Written exercise:
Rewrite everything from the line containing "y-tick-label: 90,000 — [32, 48, 64, 58]" down to the line containing "x-tick-label: 5/24 — [72, 287, 82, 308]", changing "bar" to "column" and leaving everything else as it is.

Data rows:
-- -- --

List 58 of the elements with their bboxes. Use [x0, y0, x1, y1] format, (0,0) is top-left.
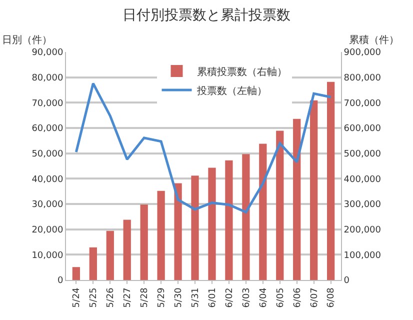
y-tick-label: 90,000 — [32, 48, 64, 58]
y-tick-label: 80,000 — [32, 73, 64, 84]
y-tick-label: 50,000 — [32, 149, 64, 160]
bar — [123, 220, 131, 280]
y-tick-label: 30,000 — [32, 200, 64, 210]
x-tick-label: 5/28 — [140, 287, 150, 308]
bar — [174, 183, 182, 280]
y2-tick-label: 900,000 — [344, 48, 382, 58]
legend-label: 投票数（左軸） — [196, 84, 267, 97]
bar — [225, 160, 233, 280]
bar — [242, 154, 250, 280]
x-tick-label: 5/24 — [72, 287, 82, 308]
y2-tick-label: 700,000 — [344, 98, 382, 109]
y-tick-label: 60,000 — [32, 124, 64, 134]
y2-tick-label: 200,000 — [344, 225, 382, 236]
x-tick-label: 5/27 — [123, 288, 134, 308]
y2-tick-label: 800,000 — [344, 73, 382, 84]
x-tick-label: 5/31 — [190, 288, 201, 308]
x-tick-label: 6/03 — [242, 288, 252, 308]
x-tick-label: 6/02 — [224, 288, 235, 308]
bar — [327, 82, 335, 280]
bar — [89, 247, 97, 280]
bar — [208, 168, 216, 280]
x-tick-label: 6/01 — [208, 288, 218, 308]
bar — [106, 230, 114, 280]
bar — [310, 100, 318, 280]
y2-tick-label: 100,000 — [344, 250, 382, 261]
y2-axis-title: 累積（件） — [349, 34, 399, 46]
bar — [72, 267, 80, 280]
y-tick-label: 0 — [57, 276, 64, 286]
x-tick-label: 6/05 — [276, 288, 286, 308]
legend-label: 累積投票数（右軸） — [196, 66, 287, 78]
y2-tick-label: 600,000 — [344, 124, 382, 134]
x-tick-label: 5/30 — [174, 287, 184, 308]
bar — [191, 176, 199, 280]
y-tick-label: 40,000 — [32, 174, 64, 185]
x-tick-label: 5/25 — [89, 288, 100, 308]
y-tick-label: 20,000 — [32, 225, 64, 236]
x-tick-label: 5/29 — [156, 287, 167, 308]
bar — [157, 190, 165, 280]
x-tick-label: 5/26 — [106, 287, 116, 308]
y-tick-label: 10,000 — [32, 250, 64, 261]
x-tick-label: 6/07 — [310, 288, 320, 308]
y-axis-title: 日別（件） — [2, 35, 52, 46]
bar — [140, 204, 148, 280]
x-tick-label: 6/04 — [258, 287, 269, 308]
bar — [259, 144, 267, 280]
bar — [293, 118, 301, 280]
x-tick-label: 6/06 — [292, 287, 303, 308]
y2-tick-label: 0 — [344, 276, 350, 286]
y2-tick-label: 300,000 — [344, 200, 382, 210]
bar — [276, 130, 284, 280]
x-tick-label: 6/08 — [326, 287, 337, 308]
y2-tick-label: 500,000 — [344, 149, 382, 160]
line-series — [74, 82, 332, 214]
chart-title: 日付別投票数と累計投票数 — [122, 7, 290, 24]
y-tick-label: 70,000 — [32, 98, 64, 109]
y2-tick-label: 400,000 — [344, 174, 382, 185]
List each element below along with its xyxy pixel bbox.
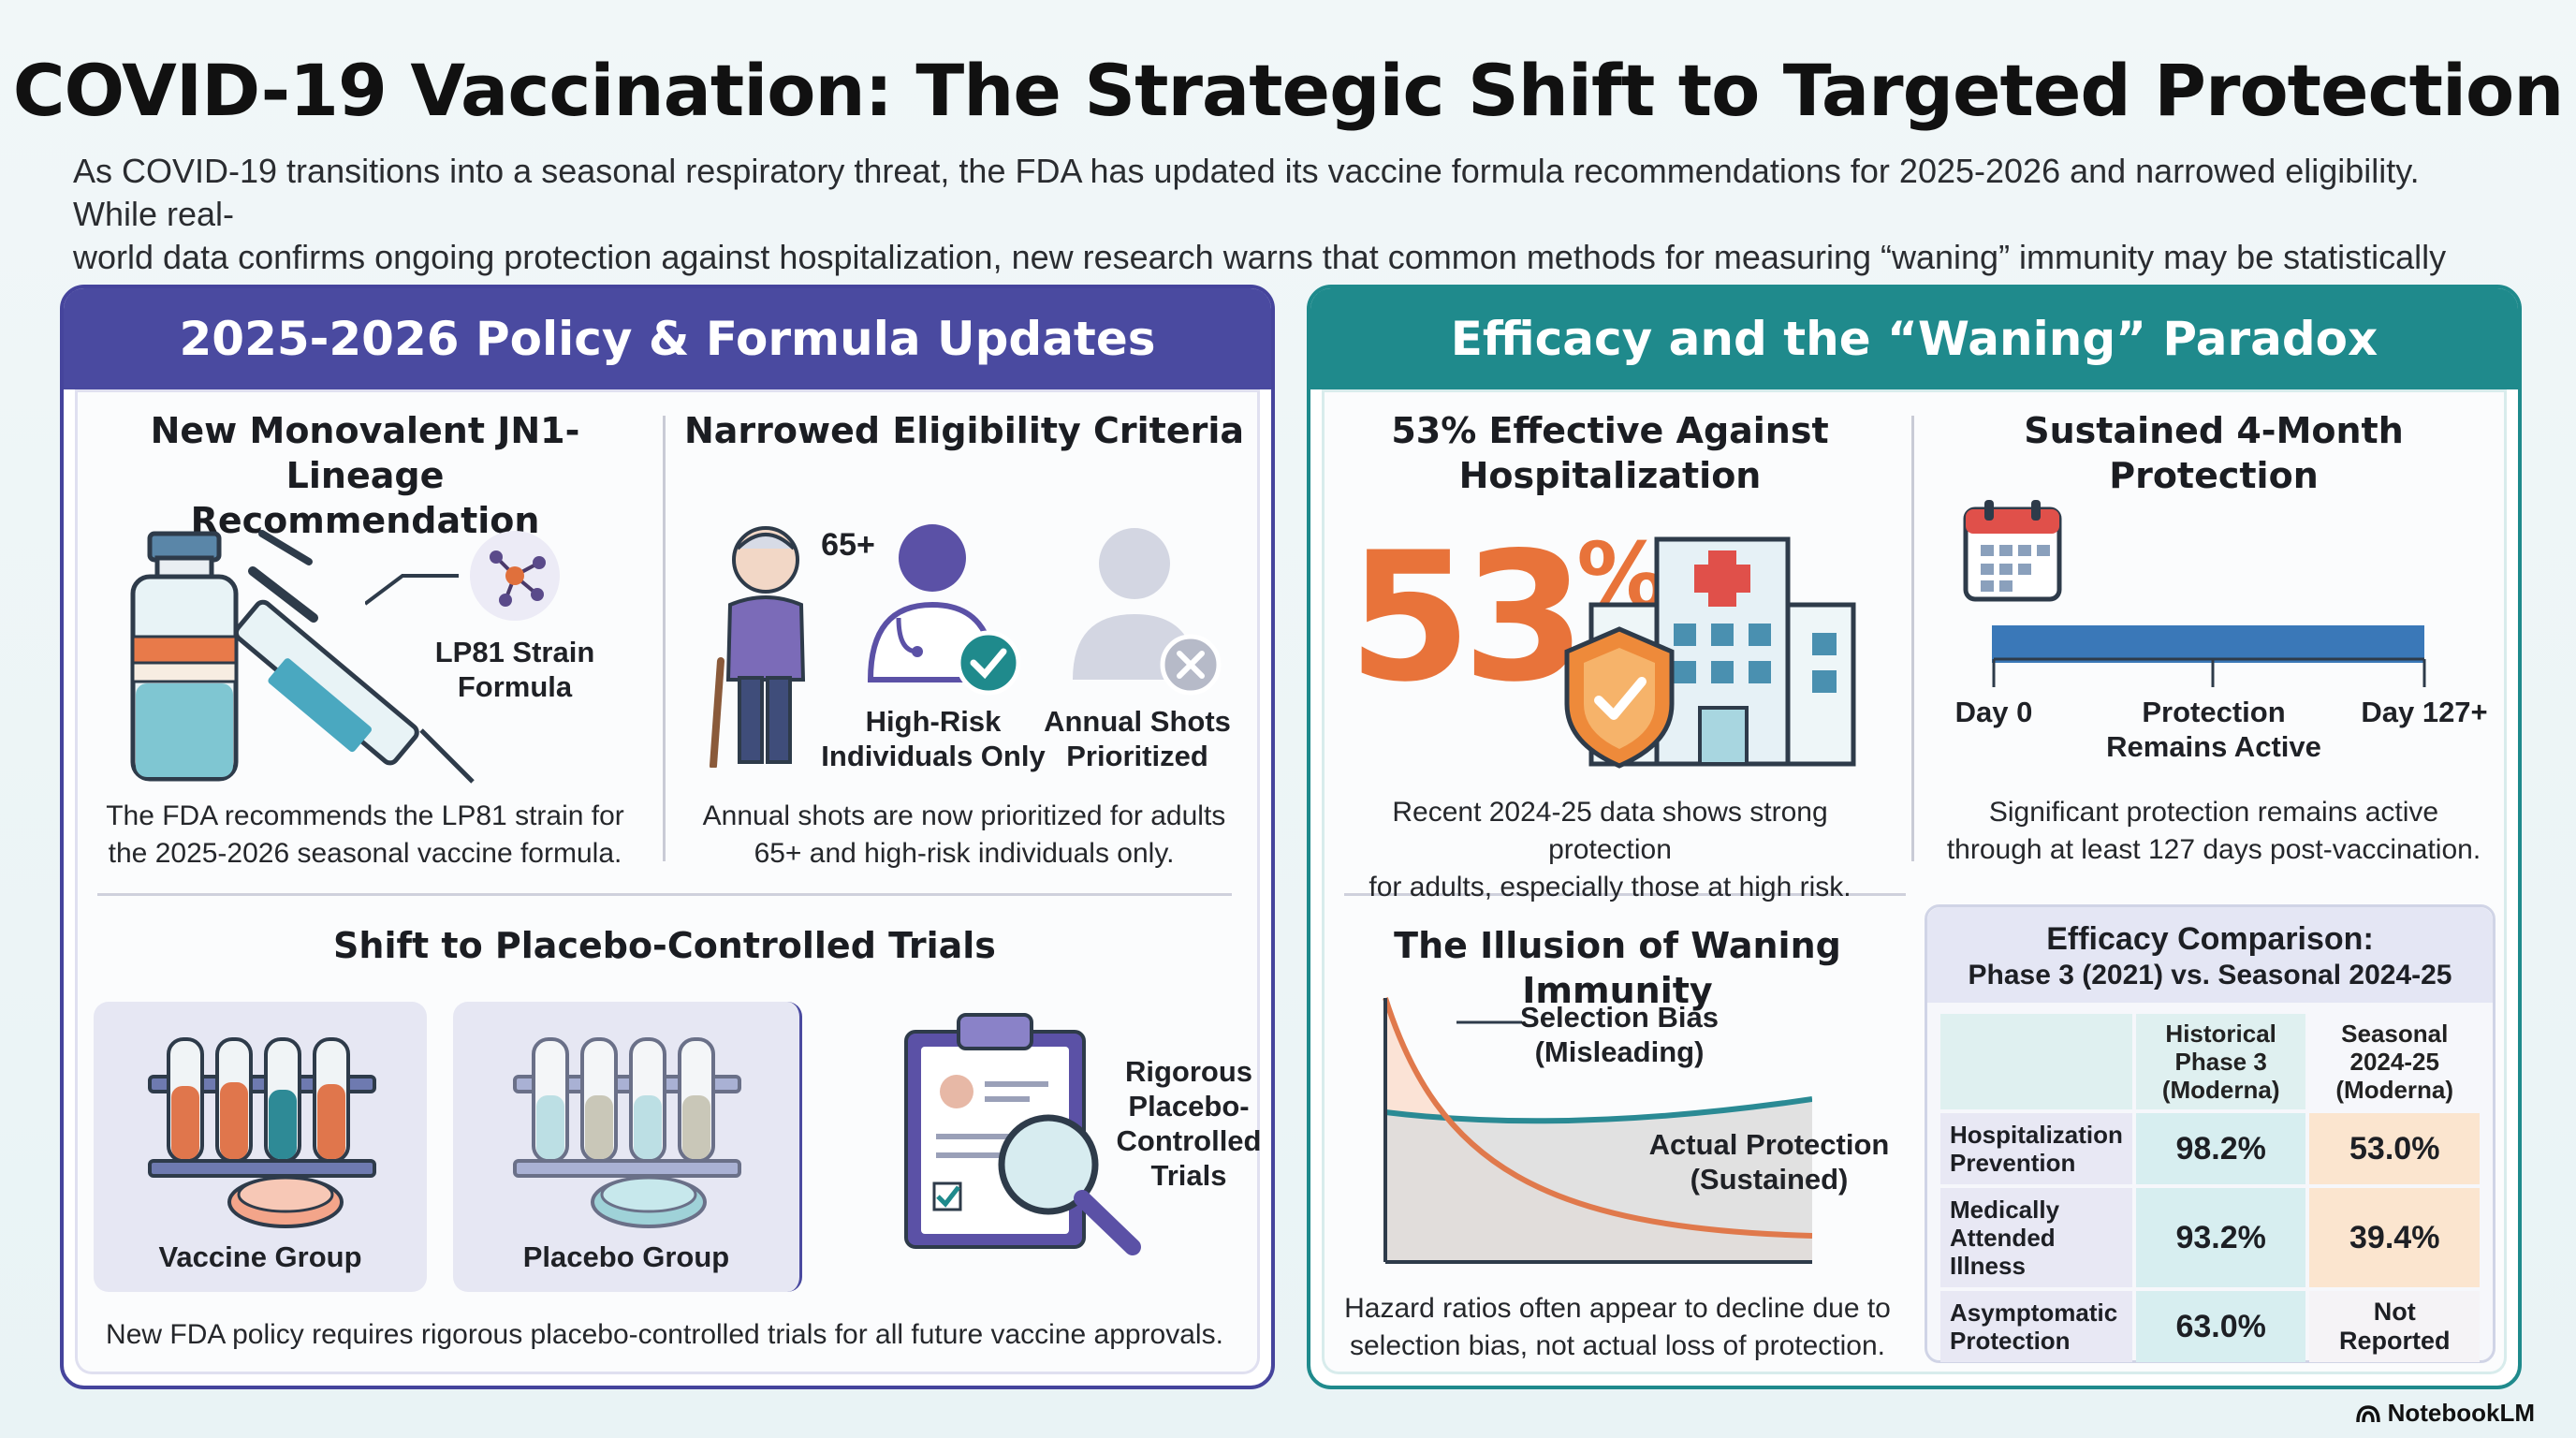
divider-horizontal bbox=[97, 893, 1232, 896]
row-label: Hospitalization Prevention bbox=[1940, 1113, 2132, 1184]
placebo-group-label: Placebo Group bbox=[522, 1240, 730, 1273]
rigorous-trials-label: Rigorous Placebo- Controlled Trials bbox=[1116, 1055, 1262, 1192]
magnifier-icon bbox=[998, 1114, 1141, 1255]
vaccine-vial-icon bbox=[130, 531, 239, 782]
page-title: COVID-19 Vaccination: The Strategic Shif… bbox=[12, 49, 2565, 132]
big-percentage-number: 53 bbox=[1348, 514, 1586, 721]
high-risk-illustration bbox=[867, 524, 1020, 696]
molecule-illustration bbox=[365, 531, 560, 621]
phase3-value: 93.2% bbox=[2135, 1188, 2306, 1287]
monovalent-description: The FDA recommends the LP81 strain for t… bbox=[106, 800, 624, 869]
divider-vertical bbox=[1911, 416, 1914, 861]
brand-label: NotebookLM bbox=[2387, 1399, 2535, 1427]
policy-panel-header: 2025-2026 Policy & Formula Updates bbox=[64, 288, 1271, 389]
divider-horizontal bbox=[1344, 893, 1906, 896]
petri-dish-icon bbox=[227, 1176, 344, 1228]
trial-illustration bbox=[904, 1013, 1141, 1255]
comparison-subtitle: Phase 3 (2021) vs. Seasonal 2024-25 bbox=[1968, 960, 2452, 990]
monovalent-title: New Monovalent JN1-Lineage Recommendatio… bbox=[150, 410, 580, 541]
seasonal-value: 53.0% bbox=[2309, 1113, 2480, 1184]
molecule-icon bbox=[470, 531, 560, 621]
test-tubes-icon bbox=[148, 1037, 376, 1178]
effective-description: Recent 2024-25 data shows strong protect… bbox=[1368, 797, 1852, 902]
syringe-icon bbox=[233, 530, 475, 784]
timeline-middle: Protection Remains Active bbox=[2106, 696, 2321, 763]
selection-bias-label: Selection Bias (Misleading) bbox=[1520, 1001, 1719, 1068]
timeline-end: Day 127+ bbox=[2361, 696, 2488, 728]
annual-shots-illustration bbox=[1073, 528, 1222, 696]
actual-protection-label: Actual Protection (Sustained) bbox=[1648, 1128, 1890, 1196]
timeline-bar bbox=[1992, 625, 2426, 687]
comparison-header: Efficacy Comparison: Phase 3 (2021) vs. … bbox=[1927, 907, 2493, 1003]
table-row: Hospitalization Prevention 98.2% 53.0% bbox=[1940, 1113, 2480, 1184]
trials-title: Shift to Placebo-Controlled Trials bbox=[333, 925, 996, 966]
strain-label: LP81 Strain Formula bbox=[434, 636, 595, 703]
comparison-table: Historical Phase 3 (Moderna) Seasonal 20… bbox=[1927, 1003, 2493, 1373]
elderly-person-icon bbox=[710, 526, 806, 768]
calendar-icon bbox=[1963, 500, 2062, 602]
petri-dish-icon bbox=[591, 1176, 707, 1228]
checkmark-icon bbox=[956, 630, 1020, 696]
annual-shots-label: Annual Shots Prioritized bbox=[1044, 705, 1231, 772]
notebooklm-brand: NotebookLM bbox=[2355, 1399, 2535, 1428]
comparison-title: Efficacy Comparison: bbox=[2046, 921, 2374, 957]
x-mark-icon bbox=[1160, 634, 1222, 696]
phase3-value: 98.2% bbox=[2135, 1113, 2306, 1184]
age-label: 65+ bbox=[821, 527, 875, 563]
seasonal-value: Not Reported bbox=[2309, 1291, 2480, 1362]
placebo-group-card: Placebo Group bbox=[453, 1002, 802, 1292]
effective-title: 53% Effective Against Hospitalization bbox=[1391, 410, 1829, 496]
divider-vertical bbox=[663, 416, 666, 861]
row-label: Asymptomatic Protection bbox=[1940, 1291, 2132, 1362]
row-label: Medically Attended Illness bbox=[1940, 1188, 2132, 1287]
test-tubes-icon bbox=[513, 1037, 741, 1178]
sustained-title: Sustained 4-Month Protection bbox=[2024, 410, 2404, 496]
vaccine-illustration bbox=[130, 530, 475, 784]
vaccine-group-label: Vaccine Group bbox=[158, 1240, 362, 1273]
column-header-phase3: Historical Phase 3 (Moderna) bbox=[2135, 1014, 2306, 1109]
sustained-description: Significant protection remains active th… bbox=[1946, 797, 2481, 865]
trials-description: New FDA policy requires rigorous placebo… bbox=[106, 1319, 1223, 1350]
vaccine-group-card: Vaccine Group bbox=[94, 1002, 427, 1292]
hospital-illustration bbox=[1564, 536, 1856, 769]
shield-icon bbox=[1564, 626, 1675, 769]
efficacy-panel-header: Efficacy and the “Waning” Paradox bbox=[1310, 288, 2518, 389]
eligibility-description: Annual shots are now prioritized for adu… bbox=[702, 800, 1226, 869]
notebooklm-logo-icon bbox=[2355, 1404, 2380, 1422]
table-row: Asymptomatic Protection 63.0% Not Report… bbox=[1940, 1291, 2480, 1362]
phase3-value: 63.0% bbox=[2135, 1291, 2306, 1362]
high-risk-label: High-Risk Individuals Only bbox=[821, 705, 1046, 772]
efficacy-comparison-card: Efficacy Comparison: Phase 3 (2021) vs. … bbox=[1925, 904, 2496, 1363]
seasonal-value: 39.4% bbox=[2309, 1188, 2480, 1287]
timeline-start: Day 0 bbox=[1954, 696, 2033, 728]
table-row: Medically Attended Illness 93.2% 39.4% bbox=[1940, 1188, 2480, 1287]
column-header-seasonal: Seasonal 2024-25 (Moderna) bbox=[2335, 1020, 2454, 1104]
illusion-description: Hazard ratios often appear to decline du… bbox=[1344, 1293, 1891, 1361]
illusion-title: The Illusion of Waning Immunity bbox=[1394, 925, 1841, 1011]
table-header-row: Historical Phase 3 (Moderna) Seasonal 20… bbox=[1940, 1014, 2480, 1109]
eligibility-title: Narrowed Eligibility Criteria bbox=[683, 410, 1245, 451]
intro-line-1: As COVID-19 transitions into a seasonal … bbox=[73, 152, 2420, 233]
waning-illustration bbox=[1383, 997, 1812, 1264]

-- -- --

Answer in full:
y-tick-label: 90,000 — [32, 48, 64, 58]
y-tick-label: 80,000 — [32, 73, 64, 84]
y-tick-label: 50,000 — [32, 149, 64, 160]
column — [123, 220, 131, 280]
y-tick-label: 30,000 — [32, 200, 64, 210]
x-tick-label: 5/28 — [140, 287, 150, 308]
column — [174, 183, 182, 280]
y2-tick-label: 900,000 — [344, 48, 382, 58]
legend-label: 投票数（左軸） — [196, 84, 267, 97]
column — [225, 160, 233, 280]
column — [242, 154, 250, 280]
x-tick-label: 5/24 — [72, 287, 82, 308]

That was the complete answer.